**Document segment:**
Epoxy resin on a polyurethane blank results in a board that is whiter, brighter and doesn’t yellow to the extent of a traditional PE board. Also, Epoxy is known for its higher bonding capabilities overall. An epoxy’s relative strength can hold up to 2,000 lbs. per square inch, while a polyester resin can hold less than 500 lbs. per square inch. We’ve been building Epoly boards for years and with more and more positive feedback we feel it’s the optimum direction for resilient yet affordable surfboard construction.
Expanded Poly Styrene
EPS = Expanded Poly Styrene. EPS is a different type of foam. EPS used to be hotwired out of a big block of foam. It is made out of small hard beads that expand under heat and pressure. Most of the earlier foams were lightly fused. In more recent times, molds are made, much the same way they are for PU foam. There is higher end EPS available that has much tighter fusion as a result of the molds being much smaller than the big blocks and is blown under much higher pressures. If you get a ding, you should probably catch a couple more waves and call it a day, and come in. It soaks water much more rapidly than PU foam.
EPS has to be glassed with Epoxy resin. PU foam can be glassed with either PE or Epoxy but Polyester will melt the EPS. Epoxy resin is far superior in strength to polyester. It used to have a bad rap because it would yellow quickly. Not the foam…the Epoxy. Since Clark Foam closed in December 2005, Epoxies have been developed specifically for the surf industry and are now whiter, stronger, and easier to use than ever. The Epoxy resin costs a bit more than Polyester but the EPS is slightly less expensive. The labor is more since it takes longer to set off. The finished product costs roughly $60 to $90 more than a PU depending on the size of the board.
- Lighter: EPS runs approximately 7% to 10% lighter than traditional Polyurethane foam. Yes, there are different densities in both foams but on average I usually make an EPS board with 5% to 10% less volume, or the customer can simply enjoy the extra paddle power. Yes, the EPS cores can be, and usually are glassed slightly heavier but the end product still comes out lighter. I am a big fan of EPS. All sizes of boards. The bigger the board, the percentage doesn’t change, but the weight savings increases.

**Document understanding data:**
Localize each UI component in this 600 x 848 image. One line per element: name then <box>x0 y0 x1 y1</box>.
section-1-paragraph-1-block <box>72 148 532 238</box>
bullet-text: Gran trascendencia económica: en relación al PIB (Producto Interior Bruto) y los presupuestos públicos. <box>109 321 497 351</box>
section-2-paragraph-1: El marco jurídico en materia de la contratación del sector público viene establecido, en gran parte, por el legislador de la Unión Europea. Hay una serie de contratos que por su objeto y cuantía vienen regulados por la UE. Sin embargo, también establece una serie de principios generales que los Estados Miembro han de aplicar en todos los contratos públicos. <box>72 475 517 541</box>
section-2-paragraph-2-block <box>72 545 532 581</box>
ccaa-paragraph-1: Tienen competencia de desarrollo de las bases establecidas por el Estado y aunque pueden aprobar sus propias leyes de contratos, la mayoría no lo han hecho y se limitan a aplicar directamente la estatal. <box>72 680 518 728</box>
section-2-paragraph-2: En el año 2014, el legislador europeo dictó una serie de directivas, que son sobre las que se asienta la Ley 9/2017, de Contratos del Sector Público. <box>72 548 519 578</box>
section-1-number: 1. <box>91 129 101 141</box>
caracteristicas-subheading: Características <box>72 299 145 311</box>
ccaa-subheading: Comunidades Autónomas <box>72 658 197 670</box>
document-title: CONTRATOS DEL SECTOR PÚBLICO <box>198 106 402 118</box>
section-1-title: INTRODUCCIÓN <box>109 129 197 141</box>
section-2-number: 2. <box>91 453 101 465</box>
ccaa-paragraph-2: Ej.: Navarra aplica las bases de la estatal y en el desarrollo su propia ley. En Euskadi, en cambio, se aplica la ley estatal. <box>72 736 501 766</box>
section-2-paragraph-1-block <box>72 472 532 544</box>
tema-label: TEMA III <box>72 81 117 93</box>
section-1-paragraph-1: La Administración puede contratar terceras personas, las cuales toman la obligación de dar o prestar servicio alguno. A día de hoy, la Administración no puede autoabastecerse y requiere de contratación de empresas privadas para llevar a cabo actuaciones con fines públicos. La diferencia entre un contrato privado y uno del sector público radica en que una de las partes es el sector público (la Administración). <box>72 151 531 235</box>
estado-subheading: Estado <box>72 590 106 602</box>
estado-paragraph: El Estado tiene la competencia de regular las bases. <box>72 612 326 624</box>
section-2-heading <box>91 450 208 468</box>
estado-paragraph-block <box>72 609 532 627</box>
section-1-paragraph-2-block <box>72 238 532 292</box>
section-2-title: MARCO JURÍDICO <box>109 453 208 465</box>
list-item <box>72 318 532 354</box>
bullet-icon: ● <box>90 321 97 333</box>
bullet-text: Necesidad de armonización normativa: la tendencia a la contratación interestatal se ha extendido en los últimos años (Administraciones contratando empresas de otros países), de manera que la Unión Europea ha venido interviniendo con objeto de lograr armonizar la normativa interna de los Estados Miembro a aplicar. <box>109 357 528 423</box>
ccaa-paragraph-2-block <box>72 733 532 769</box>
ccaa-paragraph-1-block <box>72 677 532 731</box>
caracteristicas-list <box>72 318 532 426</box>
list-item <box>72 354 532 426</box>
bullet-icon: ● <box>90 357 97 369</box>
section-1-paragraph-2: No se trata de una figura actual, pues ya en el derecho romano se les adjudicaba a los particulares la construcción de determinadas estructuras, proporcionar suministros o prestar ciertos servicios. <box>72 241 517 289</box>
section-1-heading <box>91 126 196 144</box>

**Study questions:**
[A] For each statement, state whether it agrees with the text about surfboard foams and resins, answering yes or no and quoting the deciding words: (i) Polyester resin can be used to glass EPS foam. (ii) EPS takes on water faster than PU foam. (iii) Clark Foam closed in December 2005.
[B] Output everything from "- Lighter: EPS" down to "weight savings increases." in the text about surfboard foams and resins.
Rely solely on the text about surfboard foams and resins.

**Per-task answers:**
[A]
(i) No: "Polyester will melt the EPS."
(ii) Yes: "It soaks water much more rapidly than PU foam."
(iii) Yes: "Since Clark Foam closed in December 2005"

[B]
- Lighter: EPS runs approximately 7% to 10% lighter than traditional Polyurethane foam. Yes, there are different densities in both foams but on average I usually make an EPS board with 5% to 10% less volume, or the customer can simply enjoy the extra paddle power. Yes, the EPS cores can be, and usually are glassed slightly heavier but the end product still comes out lighter. I am a big fan of EPS. All sizes of boards. The bigger the board, the percentage doesn’t change, but the weight savings increases.